WORK TO DO: Can you retype every record below exactly as written?

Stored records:
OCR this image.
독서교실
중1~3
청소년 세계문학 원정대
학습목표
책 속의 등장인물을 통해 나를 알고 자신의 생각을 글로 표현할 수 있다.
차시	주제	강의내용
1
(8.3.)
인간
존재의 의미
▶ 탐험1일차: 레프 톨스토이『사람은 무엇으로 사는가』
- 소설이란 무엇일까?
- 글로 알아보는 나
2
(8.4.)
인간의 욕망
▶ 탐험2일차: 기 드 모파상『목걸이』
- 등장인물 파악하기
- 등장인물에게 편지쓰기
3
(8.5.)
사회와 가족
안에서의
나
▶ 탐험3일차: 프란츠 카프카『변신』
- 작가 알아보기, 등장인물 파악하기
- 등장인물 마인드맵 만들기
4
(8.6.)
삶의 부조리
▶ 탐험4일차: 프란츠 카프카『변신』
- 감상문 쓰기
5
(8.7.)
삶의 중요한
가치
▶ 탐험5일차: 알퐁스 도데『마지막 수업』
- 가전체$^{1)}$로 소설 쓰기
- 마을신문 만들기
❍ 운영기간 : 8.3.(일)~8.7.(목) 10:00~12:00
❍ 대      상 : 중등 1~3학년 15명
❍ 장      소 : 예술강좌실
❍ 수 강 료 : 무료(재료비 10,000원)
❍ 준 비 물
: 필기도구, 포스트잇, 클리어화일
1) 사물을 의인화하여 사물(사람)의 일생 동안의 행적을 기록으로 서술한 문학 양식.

OUTPUT:
OCR this image.
독서교실
중1~3
청소년 세계문학 원정대
학습목표
책 속의 등장인물을 통해 나를 알고 자신의 생각을 글로 표현할 수 있다.
차시	주제	강의내용
1
(8.3.)
인간
존재의 의미
▶ 탐험1일차: 레프 톨스토이『사람은 무엇으로 사는가』
- 소설이란 무엇일까?
- 글로 알아보는 나
2
(8.4.)
인간의 욕망
▶ 탐험2일차: 기 드 모파상『목걸이』
- 등장인물 파악하기
- 등장인물에게 편지쓰기
3
(8.5.)
사회와 가족
안에서의
나
▶ 탐험3일차: 프란츠 카프카『변신』
- 작가 알아보기, 등장인물 파악하기
- 등장인물 마인드맵 만들기
4
(8.6.)
삶의 부조리
▶ 탐험4일차: 프란츠 카프카『변신』
- 감상문 쓰기
5
(8.7.)
삶의 중요한
가치
▶ 탐험5일차: 알퐁스 도데『마지막 수업』
- 가전체$^{1)}$로 소설 쓰기
- 마을신문 만들기
❍ 운영기간 : 8.3.(일)~8.7.(목) 10:00~12:00
❍ 대      상 : 중등 1~3학년 15명
❍ 장      소 : 예술강좌실
❍ 수 강 료 : 무료(재료비 10,000원)
❍ 준 비 물
: 필기도구, 포스트잇, 클리어화일
1) 사물을 의인화하여 사물(사람)의 일생 동안의 행적을 기록으로 서술한 문학 양식.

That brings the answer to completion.